╔══
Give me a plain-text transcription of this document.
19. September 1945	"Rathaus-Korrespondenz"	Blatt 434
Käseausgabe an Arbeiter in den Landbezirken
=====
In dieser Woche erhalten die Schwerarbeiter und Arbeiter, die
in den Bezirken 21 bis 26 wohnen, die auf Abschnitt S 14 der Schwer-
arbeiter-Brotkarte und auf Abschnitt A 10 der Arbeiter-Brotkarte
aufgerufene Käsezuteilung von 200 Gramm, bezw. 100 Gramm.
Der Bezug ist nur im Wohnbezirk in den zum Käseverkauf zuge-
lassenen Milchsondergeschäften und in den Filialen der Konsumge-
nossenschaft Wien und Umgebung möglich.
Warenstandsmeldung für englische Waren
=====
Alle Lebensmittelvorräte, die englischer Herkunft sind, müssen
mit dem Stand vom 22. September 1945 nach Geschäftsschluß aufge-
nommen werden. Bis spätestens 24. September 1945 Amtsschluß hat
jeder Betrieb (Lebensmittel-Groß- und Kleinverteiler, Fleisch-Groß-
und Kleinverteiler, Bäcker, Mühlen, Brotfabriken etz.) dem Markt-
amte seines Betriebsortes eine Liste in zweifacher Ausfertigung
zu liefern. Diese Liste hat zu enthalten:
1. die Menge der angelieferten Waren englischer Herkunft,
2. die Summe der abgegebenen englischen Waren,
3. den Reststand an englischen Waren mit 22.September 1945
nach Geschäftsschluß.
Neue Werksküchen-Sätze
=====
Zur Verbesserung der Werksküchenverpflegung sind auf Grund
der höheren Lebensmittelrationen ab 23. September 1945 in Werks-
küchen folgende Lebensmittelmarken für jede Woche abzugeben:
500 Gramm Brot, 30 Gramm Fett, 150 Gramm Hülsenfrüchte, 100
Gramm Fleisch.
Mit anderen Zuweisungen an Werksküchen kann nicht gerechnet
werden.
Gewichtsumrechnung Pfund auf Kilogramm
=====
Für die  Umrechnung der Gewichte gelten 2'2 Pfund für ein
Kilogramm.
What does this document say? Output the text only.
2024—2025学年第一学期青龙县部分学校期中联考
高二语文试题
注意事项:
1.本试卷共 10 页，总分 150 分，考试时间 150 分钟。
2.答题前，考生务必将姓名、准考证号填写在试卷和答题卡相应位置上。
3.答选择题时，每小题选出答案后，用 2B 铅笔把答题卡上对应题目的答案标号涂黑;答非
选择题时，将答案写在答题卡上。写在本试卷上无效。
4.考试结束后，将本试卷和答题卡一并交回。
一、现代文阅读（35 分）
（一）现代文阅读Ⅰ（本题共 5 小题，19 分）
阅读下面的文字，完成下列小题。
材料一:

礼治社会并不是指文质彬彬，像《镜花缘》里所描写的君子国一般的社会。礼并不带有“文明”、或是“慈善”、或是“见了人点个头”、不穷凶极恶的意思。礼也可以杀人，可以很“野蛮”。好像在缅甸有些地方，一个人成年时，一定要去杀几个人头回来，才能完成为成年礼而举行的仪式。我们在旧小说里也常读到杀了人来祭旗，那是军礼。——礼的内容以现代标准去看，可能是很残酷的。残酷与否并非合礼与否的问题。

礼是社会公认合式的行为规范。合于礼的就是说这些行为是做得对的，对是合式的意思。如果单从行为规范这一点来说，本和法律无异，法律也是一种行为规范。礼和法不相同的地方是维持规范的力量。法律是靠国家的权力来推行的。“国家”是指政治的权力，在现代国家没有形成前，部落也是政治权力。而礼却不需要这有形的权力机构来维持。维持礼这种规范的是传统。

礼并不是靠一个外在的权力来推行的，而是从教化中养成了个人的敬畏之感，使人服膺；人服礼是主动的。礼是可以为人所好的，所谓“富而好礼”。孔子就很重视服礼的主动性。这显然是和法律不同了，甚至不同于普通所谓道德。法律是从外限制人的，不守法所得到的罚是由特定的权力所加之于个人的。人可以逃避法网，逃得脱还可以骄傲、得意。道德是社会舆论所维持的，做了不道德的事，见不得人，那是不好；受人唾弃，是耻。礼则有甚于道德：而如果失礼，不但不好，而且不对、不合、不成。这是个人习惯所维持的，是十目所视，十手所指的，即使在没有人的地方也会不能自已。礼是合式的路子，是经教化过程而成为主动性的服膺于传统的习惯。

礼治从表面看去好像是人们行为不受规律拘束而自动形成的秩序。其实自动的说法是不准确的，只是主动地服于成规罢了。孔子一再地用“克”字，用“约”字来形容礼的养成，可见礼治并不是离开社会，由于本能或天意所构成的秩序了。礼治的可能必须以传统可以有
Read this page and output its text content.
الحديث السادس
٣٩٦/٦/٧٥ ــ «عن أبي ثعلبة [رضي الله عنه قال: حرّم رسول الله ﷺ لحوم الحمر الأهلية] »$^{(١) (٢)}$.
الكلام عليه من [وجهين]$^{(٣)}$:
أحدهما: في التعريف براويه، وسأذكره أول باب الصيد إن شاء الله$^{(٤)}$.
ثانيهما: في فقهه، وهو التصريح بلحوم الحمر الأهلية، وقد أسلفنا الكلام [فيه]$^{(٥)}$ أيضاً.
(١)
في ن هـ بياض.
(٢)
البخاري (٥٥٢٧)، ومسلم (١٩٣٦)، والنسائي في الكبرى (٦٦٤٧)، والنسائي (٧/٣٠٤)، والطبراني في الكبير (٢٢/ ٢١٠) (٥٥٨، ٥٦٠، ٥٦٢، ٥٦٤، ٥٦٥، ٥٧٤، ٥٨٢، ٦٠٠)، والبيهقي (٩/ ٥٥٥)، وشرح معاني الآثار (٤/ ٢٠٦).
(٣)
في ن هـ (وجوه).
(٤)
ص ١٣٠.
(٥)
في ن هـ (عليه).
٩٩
╚══
* _Directions for this task_
Every line from the one containing "Read this page and output its text content." through the end of the data must be repeated exactly, and no other line.

* _Solution below_
Read this page and output its text content.
الحديث السادس
٣٩٦/٦/٧٥ ــ «عن أبي ثعلبة [رضي الله عنه قال: حرّم رسول الله ﷺ لحوم الحمر الأهلية] »$^{(١) (٢)}$.
الكلام عليه من [وجهين]$^{(٣)}$:
أحدهما: في التعريف براويه، وسأذكره أول باب الصيد إن شاء الله$^{(٤)}$.
ثانيهما: في فقهه، وهو التصريح بلحوم الحمر الأهلية، وقد أسلفنا الكلام [فيه]$^{(٥)}$ أيضاً.
(١)
في ن هـ بياض.
(٢)
البخاري (٥٥٢٧)، ومسلم (١٩٣٦)، والنسائي في الكبرى (٦٦٤٧)، والنسائي (٧/٣٠٤)، والطبراني في الكبير (٢٢/ ٢١٠) (٥٥٨، ٥٦٠، ٥٦٢، ٥٦٤، ٥٦٥، ٥٧٤، ٥٨٢، ٦٠٠)، والبيهقي (٩/ ٥٥٥)، وشرح معاني الآثار (٤/ ٢٠٦).
(٣)
في ن هـ (وجوه).
(٤)
ص ١٣٠.
(٥)
في ن هـ (عليه).
٩٩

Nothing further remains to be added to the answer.